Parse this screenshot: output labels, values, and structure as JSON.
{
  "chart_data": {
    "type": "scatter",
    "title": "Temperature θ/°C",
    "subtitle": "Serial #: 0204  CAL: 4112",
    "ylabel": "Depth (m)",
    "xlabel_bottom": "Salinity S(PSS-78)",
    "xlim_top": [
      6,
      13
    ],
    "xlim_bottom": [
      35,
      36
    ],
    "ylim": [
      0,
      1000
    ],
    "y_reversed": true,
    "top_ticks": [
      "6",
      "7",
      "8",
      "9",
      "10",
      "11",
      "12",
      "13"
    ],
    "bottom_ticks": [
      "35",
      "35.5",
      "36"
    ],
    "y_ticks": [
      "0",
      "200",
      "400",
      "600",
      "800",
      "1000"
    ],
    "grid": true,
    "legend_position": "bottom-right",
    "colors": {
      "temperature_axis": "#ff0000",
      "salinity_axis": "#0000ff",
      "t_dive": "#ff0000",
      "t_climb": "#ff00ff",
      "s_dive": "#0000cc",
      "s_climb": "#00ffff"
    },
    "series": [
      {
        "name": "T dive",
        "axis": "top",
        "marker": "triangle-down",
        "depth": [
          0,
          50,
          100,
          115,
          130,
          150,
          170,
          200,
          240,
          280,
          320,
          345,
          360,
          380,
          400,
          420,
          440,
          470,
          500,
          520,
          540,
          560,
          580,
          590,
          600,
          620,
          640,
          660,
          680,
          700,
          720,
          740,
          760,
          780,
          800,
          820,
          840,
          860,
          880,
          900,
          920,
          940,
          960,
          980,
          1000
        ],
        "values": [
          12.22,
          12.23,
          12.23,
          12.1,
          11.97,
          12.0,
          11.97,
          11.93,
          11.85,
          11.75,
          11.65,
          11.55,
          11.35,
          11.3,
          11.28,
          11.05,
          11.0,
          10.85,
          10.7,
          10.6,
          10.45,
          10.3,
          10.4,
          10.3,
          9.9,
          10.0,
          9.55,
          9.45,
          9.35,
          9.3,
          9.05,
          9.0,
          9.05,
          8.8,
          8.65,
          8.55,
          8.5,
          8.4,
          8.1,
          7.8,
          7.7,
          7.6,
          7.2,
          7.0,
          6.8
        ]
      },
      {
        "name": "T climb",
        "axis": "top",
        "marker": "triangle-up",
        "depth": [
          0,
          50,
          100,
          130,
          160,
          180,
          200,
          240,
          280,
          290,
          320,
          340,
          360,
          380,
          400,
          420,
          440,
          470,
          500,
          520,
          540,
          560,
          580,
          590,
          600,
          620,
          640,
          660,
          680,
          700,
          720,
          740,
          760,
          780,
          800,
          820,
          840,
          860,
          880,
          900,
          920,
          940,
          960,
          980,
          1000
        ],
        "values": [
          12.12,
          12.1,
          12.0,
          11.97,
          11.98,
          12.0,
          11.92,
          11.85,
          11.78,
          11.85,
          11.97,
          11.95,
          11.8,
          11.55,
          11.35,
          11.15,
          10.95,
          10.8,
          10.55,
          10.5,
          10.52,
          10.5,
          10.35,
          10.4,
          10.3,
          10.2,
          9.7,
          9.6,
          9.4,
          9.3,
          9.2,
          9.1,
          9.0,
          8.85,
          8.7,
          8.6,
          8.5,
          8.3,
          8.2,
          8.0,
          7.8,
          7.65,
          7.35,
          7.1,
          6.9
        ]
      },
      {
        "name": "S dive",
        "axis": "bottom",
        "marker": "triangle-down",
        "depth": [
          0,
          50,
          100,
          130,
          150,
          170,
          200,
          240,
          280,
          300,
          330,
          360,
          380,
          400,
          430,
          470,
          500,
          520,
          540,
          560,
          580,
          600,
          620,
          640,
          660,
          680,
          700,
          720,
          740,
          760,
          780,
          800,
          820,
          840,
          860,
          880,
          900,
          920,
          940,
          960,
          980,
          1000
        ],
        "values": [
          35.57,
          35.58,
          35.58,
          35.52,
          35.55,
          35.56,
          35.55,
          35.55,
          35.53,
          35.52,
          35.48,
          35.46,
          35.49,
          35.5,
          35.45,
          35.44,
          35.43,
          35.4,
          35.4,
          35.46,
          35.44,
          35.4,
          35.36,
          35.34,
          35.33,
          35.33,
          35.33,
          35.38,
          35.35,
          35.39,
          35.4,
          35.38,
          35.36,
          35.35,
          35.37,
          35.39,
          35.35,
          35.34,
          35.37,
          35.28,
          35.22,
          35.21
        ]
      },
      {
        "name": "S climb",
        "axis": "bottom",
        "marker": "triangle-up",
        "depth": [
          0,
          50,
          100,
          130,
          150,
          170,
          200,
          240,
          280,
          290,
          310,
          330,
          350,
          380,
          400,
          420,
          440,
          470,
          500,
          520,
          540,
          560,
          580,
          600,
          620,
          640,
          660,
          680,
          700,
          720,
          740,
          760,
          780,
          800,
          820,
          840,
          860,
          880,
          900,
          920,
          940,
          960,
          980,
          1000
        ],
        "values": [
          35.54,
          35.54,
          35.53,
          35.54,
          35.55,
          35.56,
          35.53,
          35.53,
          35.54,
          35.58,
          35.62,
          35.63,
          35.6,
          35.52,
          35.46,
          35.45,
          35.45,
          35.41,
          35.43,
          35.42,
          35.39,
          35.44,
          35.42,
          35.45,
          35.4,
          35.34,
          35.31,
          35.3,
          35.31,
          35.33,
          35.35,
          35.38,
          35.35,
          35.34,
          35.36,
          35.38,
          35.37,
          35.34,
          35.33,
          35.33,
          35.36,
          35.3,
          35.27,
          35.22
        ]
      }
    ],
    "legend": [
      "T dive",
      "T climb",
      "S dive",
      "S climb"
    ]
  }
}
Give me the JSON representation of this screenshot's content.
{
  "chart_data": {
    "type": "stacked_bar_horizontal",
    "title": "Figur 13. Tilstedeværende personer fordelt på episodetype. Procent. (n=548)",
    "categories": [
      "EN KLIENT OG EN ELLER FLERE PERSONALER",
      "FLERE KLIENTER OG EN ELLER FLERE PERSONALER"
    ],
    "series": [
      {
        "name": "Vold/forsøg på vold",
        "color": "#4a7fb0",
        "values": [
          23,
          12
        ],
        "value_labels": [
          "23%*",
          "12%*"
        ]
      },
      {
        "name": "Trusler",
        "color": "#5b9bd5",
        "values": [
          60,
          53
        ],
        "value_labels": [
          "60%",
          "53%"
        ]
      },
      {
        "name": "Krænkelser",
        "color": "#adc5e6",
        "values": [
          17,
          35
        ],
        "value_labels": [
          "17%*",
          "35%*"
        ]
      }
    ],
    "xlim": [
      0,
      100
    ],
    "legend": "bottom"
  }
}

-=-=-

TASK DETAILS:
From the data, collect all lines where the string "PERSONALER" appears.

RESULT:
      "EN KLIENT OG EN ELLER FLERE PERSONALER",
      "FLERE KLIENTER OG EN ELLER FLERE PERSONALER"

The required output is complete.